**WHAT NEEDS TO BE DONE:**
Return a copy of each line that holds the string "color".
* START STORED DATA *
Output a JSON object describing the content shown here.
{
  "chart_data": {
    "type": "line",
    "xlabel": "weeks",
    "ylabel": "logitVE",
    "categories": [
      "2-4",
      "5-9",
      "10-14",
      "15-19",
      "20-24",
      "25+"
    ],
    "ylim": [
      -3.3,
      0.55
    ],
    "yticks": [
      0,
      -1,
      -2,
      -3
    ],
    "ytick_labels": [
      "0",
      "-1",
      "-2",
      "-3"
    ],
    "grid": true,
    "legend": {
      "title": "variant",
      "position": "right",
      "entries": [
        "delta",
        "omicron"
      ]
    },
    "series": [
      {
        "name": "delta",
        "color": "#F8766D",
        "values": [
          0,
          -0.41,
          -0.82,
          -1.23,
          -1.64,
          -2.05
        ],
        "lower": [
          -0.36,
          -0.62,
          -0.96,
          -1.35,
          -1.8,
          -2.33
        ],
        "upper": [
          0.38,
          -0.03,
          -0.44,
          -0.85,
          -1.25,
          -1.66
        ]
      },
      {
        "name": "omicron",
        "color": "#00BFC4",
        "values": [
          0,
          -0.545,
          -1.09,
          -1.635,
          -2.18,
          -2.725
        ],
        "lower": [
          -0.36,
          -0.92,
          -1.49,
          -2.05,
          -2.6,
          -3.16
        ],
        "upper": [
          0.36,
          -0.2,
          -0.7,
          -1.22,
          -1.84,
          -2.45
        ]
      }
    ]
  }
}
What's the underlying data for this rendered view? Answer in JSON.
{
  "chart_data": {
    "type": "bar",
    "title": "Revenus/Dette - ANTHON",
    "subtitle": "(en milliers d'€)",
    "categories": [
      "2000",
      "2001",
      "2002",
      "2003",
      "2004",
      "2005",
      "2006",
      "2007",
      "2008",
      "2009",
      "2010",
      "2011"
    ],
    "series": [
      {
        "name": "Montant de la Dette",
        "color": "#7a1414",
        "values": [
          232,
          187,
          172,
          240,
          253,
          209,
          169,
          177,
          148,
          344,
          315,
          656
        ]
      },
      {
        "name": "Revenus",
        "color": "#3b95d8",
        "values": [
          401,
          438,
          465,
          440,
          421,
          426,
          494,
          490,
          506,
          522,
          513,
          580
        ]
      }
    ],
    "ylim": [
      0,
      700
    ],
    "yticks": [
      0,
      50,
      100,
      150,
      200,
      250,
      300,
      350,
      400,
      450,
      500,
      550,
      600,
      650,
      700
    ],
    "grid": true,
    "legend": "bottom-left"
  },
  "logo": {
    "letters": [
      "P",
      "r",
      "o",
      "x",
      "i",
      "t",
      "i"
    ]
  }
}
* END STORED DATA *
**TASK SOLUTION:**
        "color": "#F8766D",
        "color": "#00BFC4",
        "color": "#7a1414",
        "color": "#3b95d8",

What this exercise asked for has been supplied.